**STATED EXERCISE:** Return, word for word, every line that follows.

[Dataset excerpts]
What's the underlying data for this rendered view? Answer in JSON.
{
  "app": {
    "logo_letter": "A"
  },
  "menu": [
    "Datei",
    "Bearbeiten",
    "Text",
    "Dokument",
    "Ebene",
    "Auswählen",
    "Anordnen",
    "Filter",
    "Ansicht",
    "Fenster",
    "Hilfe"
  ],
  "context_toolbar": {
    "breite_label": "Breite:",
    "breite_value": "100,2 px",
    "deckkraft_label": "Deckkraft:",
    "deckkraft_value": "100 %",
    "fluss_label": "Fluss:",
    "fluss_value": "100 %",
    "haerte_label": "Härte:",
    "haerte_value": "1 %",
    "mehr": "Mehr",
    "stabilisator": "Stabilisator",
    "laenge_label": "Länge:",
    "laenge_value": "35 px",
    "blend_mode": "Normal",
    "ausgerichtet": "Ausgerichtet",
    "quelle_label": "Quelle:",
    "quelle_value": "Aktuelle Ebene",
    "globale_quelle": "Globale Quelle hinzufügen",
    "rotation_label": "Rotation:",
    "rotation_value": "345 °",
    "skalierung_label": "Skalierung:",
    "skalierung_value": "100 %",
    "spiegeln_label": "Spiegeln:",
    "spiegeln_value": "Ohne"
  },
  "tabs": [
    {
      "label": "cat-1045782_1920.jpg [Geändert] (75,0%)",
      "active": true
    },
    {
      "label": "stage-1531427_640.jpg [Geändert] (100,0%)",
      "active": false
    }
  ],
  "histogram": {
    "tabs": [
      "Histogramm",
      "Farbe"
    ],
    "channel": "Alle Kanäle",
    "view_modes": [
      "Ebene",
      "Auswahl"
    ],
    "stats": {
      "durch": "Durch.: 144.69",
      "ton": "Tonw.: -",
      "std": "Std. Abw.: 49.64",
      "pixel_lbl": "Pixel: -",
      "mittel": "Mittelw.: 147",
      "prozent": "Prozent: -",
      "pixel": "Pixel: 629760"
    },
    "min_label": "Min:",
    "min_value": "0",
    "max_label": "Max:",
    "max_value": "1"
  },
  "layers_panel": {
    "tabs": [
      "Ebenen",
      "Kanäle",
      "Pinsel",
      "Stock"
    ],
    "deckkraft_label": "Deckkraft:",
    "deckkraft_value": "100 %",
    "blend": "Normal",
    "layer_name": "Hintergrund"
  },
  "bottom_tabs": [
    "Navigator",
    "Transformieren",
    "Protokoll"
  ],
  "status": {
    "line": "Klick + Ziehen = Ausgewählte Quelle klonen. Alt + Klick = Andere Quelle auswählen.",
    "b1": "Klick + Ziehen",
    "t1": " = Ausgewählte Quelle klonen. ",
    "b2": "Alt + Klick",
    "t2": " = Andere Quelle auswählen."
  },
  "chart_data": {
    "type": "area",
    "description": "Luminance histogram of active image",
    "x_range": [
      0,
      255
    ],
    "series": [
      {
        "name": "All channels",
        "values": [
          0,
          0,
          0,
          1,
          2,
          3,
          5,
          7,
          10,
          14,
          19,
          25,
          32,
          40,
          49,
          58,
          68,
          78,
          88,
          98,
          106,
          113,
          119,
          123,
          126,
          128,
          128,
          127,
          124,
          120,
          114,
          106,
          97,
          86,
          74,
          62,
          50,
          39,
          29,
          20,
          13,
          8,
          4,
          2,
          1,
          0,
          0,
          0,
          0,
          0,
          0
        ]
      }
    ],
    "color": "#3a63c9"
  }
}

**EXERCISE RESULT:**
What's the underlying data for this rendered view? Answer in JSON.
{
  "app": {
    "logo_letter": "A"
  },
  "menu": [
    "Datei",
    "Bearbeiten",
    "Text",
    "Dokument",
    "Ebene",
    "Auswählen",
    "Anordnen",
    "Filter",
    "Ansicht",
    "Fenster",
    "Hilfe"
  ],
  "context_toolbar": {
    "breite_label": "Breite:",
    "breite_value": "100,2 px",
    "deckkraft_label": "Deckkraft:",
    "deckkraft_value": "100 %",
    "fluss_label": "Fluss:",
    "fluss_value": "100 %",
    "haerte_label": "Härte:",
    "haerte_value": "1 %",
    "mehr": "Mehr",
    "stabilisator": "Stabilisator",
    "laenge_label": "Länge:",
    "laenge_value": "35 px",
    "blend_mode": "Normal",
    "ausgerichtet": "Ausgerichtet",
    "quelle_label": "Quelle:",
    "quelle_value": "Aktuelle Ebene",
    "globale_quelle": "Globale Quelle hinzufügen",
    "rotation_label": "Rotation:",
    "rotation_value": "345 °",
    "skalierung_label": "Skalierung:",
    "skalierung_value": "100 %",
    "spiegeln_label": "Spiegeln:",
    "spiegeln_value": "Ohne"
  },
  "tabs": [
    {
      "label": "cat-1045782_1920.jpg [Geändert] (75,0%)",
      "active": true
    },
    {
      "label": "stage-1531427_640.jpg [Geändert] (100,0%)",
      "active": false
    }
  ],
  "histogram": {
    "tabs": [
      "Histogramm",
      "Farbe"
    ],
    "channel": "Alle Kanäle",
    "view_modes": [
      "Ebene",
      "Auswahl"
    ],
    "stats": {
      "durch": "Durch.: 144.69",
      "ton": "Tonw.: -",
      "std": "Std. Abw.: 49.64",
      "pixel_lbl": "Pixel: -",
      "mittel": "Mittelw.: 147",
      "prozent": "Prozent: -",
      "pixel": "Pixel: 629760"
    },
    "min_label": "Min:",
    "min_value": "0",
    "max_label": "Max:",
    "max_value": "1"
  },
  "layers_panel": {
    "tabs": [
      "Ebenen",
      "Kanäle",
      "Pinsel",
      "Stock"
    ],
    "deckkraft_label": "Deckkraft:",
    "deckkraft_value": "100 %",
    "blend": "Normal",
    "layer_name": "Hintergrund"
  },
  "bottom_tabs": [
    "Navigator",
    "Transformieren",
    "Protokoll"
  ],
  "status": {
    "line": "Klick + Ziehen = Ausgewählte Quelle klonen. Alt + Klick = Andere Quelle auswählen.",
    "b1": "Klick + Ziehen",
    "t1": " = Ausgewählte Quelle klonen. ",
    "b2": "Alt + Klick",
    "t2": " = Andere Quelle auswählen."
  },
  "chart_data": {
    "type": "area",
    "description": "Luminance histogram of active image",
    "x_range": [
      0,
      255
    ],
    "series": [
      {
        "name": "All channels",
        "values": [
          0,
          0,
          0,
          1,
          2,
          3,
          5,
          7,
          10,
          14,
          19,
          25,
          32,
          40,
          49,
          58,
          68,
          78,
          88,
          98,
          106,
          113,
          119,
          123,
          126,
          128,
          128,
          127,
          124,
          120,
          114,
          106,
          97,
          86,
          74,
          62,
          50,
          39,
          29,
          20,
          13,
          8,
          4,
          2,
          1,
          0,
          0,
          0,
          0,
          0,
          0
        ]
      }
    ],
    "color": "#3a63c9"
  }
}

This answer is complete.